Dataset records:
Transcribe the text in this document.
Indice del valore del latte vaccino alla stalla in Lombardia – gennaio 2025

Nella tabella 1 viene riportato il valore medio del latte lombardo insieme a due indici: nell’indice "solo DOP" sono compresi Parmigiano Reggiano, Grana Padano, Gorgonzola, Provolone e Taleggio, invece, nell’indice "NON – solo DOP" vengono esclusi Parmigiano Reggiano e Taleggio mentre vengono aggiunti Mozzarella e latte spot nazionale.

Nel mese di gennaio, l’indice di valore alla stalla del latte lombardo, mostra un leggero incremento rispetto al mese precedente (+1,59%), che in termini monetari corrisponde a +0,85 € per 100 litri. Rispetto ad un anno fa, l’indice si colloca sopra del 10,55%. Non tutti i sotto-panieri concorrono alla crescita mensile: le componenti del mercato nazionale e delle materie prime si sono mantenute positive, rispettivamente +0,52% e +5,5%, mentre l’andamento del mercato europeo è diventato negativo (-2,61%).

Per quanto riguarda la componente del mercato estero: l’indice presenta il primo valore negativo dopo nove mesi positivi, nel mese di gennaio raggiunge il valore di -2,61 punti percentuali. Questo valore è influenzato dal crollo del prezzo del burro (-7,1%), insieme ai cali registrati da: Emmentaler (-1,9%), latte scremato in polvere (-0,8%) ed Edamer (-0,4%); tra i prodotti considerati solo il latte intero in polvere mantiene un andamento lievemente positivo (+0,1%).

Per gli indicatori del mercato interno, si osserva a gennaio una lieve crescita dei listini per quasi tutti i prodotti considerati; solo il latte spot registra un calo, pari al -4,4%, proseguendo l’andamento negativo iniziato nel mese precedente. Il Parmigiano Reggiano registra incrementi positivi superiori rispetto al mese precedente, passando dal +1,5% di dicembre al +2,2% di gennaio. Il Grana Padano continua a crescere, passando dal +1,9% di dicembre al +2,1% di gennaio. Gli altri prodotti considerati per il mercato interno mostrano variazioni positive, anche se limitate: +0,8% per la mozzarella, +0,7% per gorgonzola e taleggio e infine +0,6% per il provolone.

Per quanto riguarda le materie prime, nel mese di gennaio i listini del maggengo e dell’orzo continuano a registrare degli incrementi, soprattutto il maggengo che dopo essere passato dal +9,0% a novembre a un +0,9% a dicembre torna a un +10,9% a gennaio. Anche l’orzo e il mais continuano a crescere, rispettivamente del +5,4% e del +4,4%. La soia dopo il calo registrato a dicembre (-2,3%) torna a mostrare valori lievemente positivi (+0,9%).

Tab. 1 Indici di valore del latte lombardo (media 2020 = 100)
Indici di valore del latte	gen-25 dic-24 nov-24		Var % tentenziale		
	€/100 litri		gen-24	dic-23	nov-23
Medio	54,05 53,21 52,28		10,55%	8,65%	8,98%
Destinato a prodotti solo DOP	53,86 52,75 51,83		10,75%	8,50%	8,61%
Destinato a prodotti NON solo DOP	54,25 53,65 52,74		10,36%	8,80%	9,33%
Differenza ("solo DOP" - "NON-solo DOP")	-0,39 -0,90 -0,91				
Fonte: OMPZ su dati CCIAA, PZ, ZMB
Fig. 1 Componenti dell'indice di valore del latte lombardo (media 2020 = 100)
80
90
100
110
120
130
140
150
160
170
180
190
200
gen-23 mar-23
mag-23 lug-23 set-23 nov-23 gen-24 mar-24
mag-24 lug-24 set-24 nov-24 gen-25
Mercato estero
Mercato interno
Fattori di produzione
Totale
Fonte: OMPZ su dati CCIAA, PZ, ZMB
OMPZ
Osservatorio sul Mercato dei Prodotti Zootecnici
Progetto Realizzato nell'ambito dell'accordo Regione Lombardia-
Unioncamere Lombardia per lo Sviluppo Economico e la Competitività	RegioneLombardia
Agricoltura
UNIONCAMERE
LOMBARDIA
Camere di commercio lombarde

* [Goal of the exercise]: Copy out every line where the word "media" occurs.

* [Answer for this exercise]:
Tab. 1 Indici di valore del latte lombardo (media 2020 = 100)
Fig. 1 Componenti dell'indice di valore del latte lombardo (media 2020 = 100)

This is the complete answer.